- _What you need to do_:
Write out all the data again, exactly as it stands.

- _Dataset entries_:

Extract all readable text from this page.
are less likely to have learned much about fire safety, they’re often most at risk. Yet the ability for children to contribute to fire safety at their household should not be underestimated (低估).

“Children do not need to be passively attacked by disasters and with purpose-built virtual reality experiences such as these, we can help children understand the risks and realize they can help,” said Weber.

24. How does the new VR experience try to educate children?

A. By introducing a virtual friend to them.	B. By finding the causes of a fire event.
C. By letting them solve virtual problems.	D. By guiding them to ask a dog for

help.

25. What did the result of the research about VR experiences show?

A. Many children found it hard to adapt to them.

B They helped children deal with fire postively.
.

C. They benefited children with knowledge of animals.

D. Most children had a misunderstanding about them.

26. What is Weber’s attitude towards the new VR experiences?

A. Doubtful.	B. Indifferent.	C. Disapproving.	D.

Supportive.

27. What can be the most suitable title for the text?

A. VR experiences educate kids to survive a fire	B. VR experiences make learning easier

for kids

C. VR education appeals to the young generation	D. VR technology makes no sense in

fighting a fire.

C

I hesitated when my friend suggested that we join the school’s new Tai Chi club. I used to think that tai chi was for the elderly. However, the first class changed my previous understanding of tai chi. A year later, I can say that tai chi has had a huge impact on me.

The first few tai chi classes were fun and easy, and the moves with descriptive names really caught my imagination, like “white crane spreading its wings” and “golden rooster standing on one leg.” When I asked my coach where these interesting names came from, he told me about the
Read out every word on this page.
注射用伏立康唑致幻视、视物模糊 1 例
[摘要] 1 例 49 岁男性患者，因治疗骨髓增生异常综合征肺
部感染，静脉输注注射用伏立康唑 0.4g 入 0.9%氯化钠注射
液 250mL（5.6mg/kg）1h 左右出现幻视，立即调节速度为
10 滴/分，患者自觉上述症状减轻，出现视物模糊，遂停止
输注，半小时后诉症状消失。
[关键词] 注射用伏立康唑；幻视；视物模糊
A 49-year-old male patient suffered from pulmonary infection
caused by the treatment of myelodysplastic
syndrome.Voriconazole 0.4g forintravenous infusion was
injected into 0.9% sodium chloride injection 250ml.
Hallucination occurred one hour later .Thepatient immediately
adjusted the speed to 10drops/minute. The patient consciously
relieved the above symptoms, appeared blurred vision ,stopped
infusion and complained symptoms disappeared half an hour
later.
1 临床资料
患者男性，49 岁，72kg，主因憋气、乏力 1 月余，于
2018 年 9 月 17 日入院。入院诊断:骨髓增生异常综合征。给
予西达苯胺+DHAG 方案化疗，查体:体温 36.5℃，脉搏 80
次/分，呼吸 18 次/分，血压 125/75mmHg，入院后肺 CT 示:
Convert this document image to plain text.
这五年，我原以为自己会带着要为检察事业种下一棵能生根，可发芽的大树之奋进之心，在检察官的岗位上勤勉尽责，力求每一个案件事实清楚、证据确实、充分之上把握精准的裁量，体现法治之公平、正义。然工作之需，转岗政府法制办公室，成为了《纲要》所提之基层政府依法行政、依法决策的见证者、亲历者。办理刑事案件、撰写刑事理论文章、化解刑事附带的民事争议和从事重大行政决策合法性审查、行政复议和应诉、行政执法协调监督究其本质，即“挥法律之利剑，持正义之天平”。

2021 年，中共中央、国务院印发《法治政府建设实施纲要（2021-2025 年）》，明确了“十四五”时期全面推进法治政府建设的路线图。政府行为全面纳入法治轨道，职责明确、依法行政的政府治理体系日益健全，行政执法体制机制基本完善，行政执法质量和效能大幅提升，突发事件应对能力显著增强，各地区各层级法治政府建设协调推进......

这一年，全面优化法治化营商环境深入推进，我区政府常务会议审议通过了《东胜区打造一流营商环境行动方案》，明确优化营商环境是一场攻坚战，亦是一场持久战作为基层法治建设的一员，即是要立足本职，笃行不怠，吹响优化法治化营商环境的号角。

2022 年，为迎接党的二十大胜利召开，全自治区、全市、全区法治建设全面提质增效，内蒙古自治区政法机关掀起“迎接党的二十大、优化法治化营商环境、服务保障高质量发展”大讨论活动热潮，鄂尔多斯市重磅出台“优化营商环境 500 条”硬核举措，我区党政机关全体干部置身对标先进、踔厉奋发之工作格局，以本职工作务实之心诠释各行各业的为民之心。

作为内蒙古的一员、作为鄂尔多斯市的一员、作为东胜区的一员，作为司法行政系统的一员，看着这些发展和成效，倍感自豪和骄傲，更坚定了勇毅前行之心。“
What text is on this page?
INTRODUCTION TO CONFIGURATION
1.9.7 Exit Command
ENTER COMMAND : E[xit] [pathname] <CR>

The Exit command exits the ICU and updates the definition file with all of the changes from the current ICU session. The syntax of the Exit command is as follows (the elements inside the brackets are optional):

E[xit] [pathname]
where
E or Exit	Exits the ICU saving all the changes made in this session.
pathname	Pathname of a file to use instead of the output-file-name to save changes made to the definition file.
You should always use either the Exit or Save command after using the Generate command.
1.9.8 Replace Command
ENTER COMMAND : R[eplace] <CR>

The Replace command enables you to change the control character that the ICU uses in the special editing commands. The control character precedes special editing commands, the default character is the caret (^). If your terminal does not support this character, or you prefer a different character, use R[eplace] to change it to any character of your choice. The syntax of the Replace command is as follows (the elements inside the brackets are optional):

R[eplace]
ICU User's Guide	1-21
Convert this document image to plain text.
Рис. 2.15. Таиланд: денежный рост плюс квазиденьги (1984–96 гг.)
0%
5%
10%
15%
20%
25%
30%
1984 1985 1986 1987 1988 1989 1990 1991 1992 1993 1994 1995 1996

- _Written solution_:
Extract all readable text from this page.
are less likely to have learned much about fire safety, they’re often most at risk. Yet the ability for children to contribute to fire safety at their household should not be underestimated (低估).

“Children do not need to be passively attacked by disasters and with purpose-built virtual reality experiences such as these, we can help children understand the risks and realize they can help,” said Weber.

24. How does the new VR experience try to educate children?

A. By introducing a virtual friend to them.	B. By finding the causes of a fire event.
C. By letting them solve virtual problems.	D. By guiding them to ask a dog for

help.

25. What did the result of the research about VR experiences show?

A. Many children found it hard to adapt to them.

B They helped children deal with fire postively.
.

C. They benefited children with knowledge of animals.

D. Most children had a misunderstanding about them.

26. What is Weber’s attitude towards the new VR experiences?

A. Doubtful.	B. Indifferent.	C. Disapproving.	D.

Supportive.

27. What can be the most suitable title for the text?

A. VR experiences educate kids to survive a fire	B. VR experiences make learning easier

for kids

C. VR education appeals to the young generation	D. VR technology makes no sense in

fighting a fire.

C

I hesitated when my friend suggested that we join the school’s new Tai Chi club. I used to think that tai chi was for the elderly. However, the first class changed my previous understanding of tai chi. A year later, I can say that tai chi has had a huge impact on me.

The first few tai chi classes were fun and easy, and the moves with descriptive names really caught my imagination, like “white crane spreading its wings” and “golden rooster standing on one leg.” When I asked my coach where these interesting names came from, he told me about the
Read out every word on this page.
注射用伏立康唑致幻视、视物模糊 1 例
[摘要] 1 例 49 岁男性患者，因治疗骨髓增生异常综合征肺
部感染，静脉输注注射用伏立康唑 0.4g 入 0.9%氯化钠注射
液 250mL（5.6mg/kg）1h 左右出现幻视，立即调节速度为
10 滴/分，患者自觉上述症状减轻，出现视物模糊，遂停止
输注，半小时后诉症状消失。
[关键词] 注射用伏立康唑；幻视；视物模糊
A 49-year-old male patient suffered from pulmonary infection
caused by the treatment of myelodysplastic
syndrome.Voriconazole 0.4g forintravenous infusion was
injected into 0.9% sodium chloride injection 250ml.
Hallucination occurred one hour later .Thepatient immediately
adjusted the speed to 10drops/minute. The patient consciously
relieved the above symptoms, appeared blurred vision ,stopped
infusion and complained symptoms disappeared half an hour
later.
1 临床资料
患者男性，49 岁，72kg，主因憋气、乏力 1 月余，于
2018 年 9 月 17 日入院。入院诊断:骨髓增生异常综合征。给
予西达苯胺+DHAG 方案化疗，查体:体温 36.5℃，脉搏 80
次/分，呼吸 18 次/分，血压 125/75mmHg，入院后肺 CT 示:
Convert this document image to plain text.
这五年，我原以为自己会带着要为检察事业种下一棵能生根，可发芽的大树之奋进之心，在检察官的岗位上勤勉尽责，力求每一个案件事实清楚、证据确实、充分之上把握精准的裁量，体现法治之公平、正义。然工作之需，转岗政府法制办公室，成为了《纲要》所提之基层政府依法行政、依法决策的见证者、亲历者。办理刑事案件、撰写刑事理论文章、化解刑事附带的民事争议和从事重大行政决策合法性审查、行政复议和应诉、行政执法协调监督究其本质，即“挥法律之利剑，持正义之天平”。

2021 年，中共中央、国务院印发《法治政府建设实施纲要（2021-2025 年）》，明确了“十四五”时期全面推进法治政府建设的路线图。政府行为全面纳入法治轨道，职责明确、依法行政的政府治理体系日益健全，行政执法体制机制基本完善，行政执法质量和效能大幅提升，突发事件应对能力显著增强，各地区各层级法治政府建设协调推进......

这一年，全面优化法治化营商环境深入推进，我区政府常务会议审议通过了《东胜区打造一流营商环境行动方案》，明确优化营商环境是一场攻坚战，亦是一场持久战作为基层法治建设的一员，即是要立足本职，笃行不怠，吹响优化法治化营商环境的号角。

2022 年，为迎接党的二十大胜利召开，全自治区、全市、全区法治建设全面提质增效，内蒙古自治区政法机关掀起“迎接党的二十大、优化法治化营商环境、服务保障高质量发展”大讨论活动热潮，鄂尔多斯市重磅出台“优化营商环境 500 条”硬核举措，我区党政机关全体干部置身对标先进、踔厉奋发之工作格局，以本职工作务实之心诠释各行各业的为民之心。

作为内蒙古的一员、作为鄂尔多斯市的一员、作为东胜区的一员，作为司法行政系统的一员，看着这些发展和成效，倍感自豪和骄傲，更坚定了勇毅前行之心。“
What text is on this page?
INTRODUCTION TO CONFIGURATION
1.9.7 Exit Command
ENTER COMMAND : E[xit] [pathname] <CR>

The Exit command exits the ICU and updates the definition file with all of the changes from the current ICU session. The syntax of the Exit command is as follows (the elements inside the brackets are optional):

E[xit] [pathname]
where
E or Exit	Exits the ICU saving all the changes made in this session.
pathname	Pathname of a file to use instead of the output-file-name to save changes made to the definition file.
You should always use either the Exit or Save command after using the Generate command.
1.9.8 Replace Command
ENTER COMMAND : R[eplace] <CR>

The Replace command enables you to change the control character that the ICU uses in the special editing commands. The control character precedes special editing commands, the default character is the caret (^). If your terminal does not support this character, or you prefer a different character, use R[eplace] to change it to any character of your choice. The syntax of the Replace command is as follows (the elements inside the brackets are optional):

R[eplace]
ICU User's Guide	1-21
Convert this document image to plain text.
Рис. 2.15. Таиланд: денежный рост плюс квазиденьги (1984–96 гг.)
0%
5%
10%
15%
20%
25%
30%
1984 1985 1986 1987 1988 1989 1990 1991 1992 1993 1994 1995 1996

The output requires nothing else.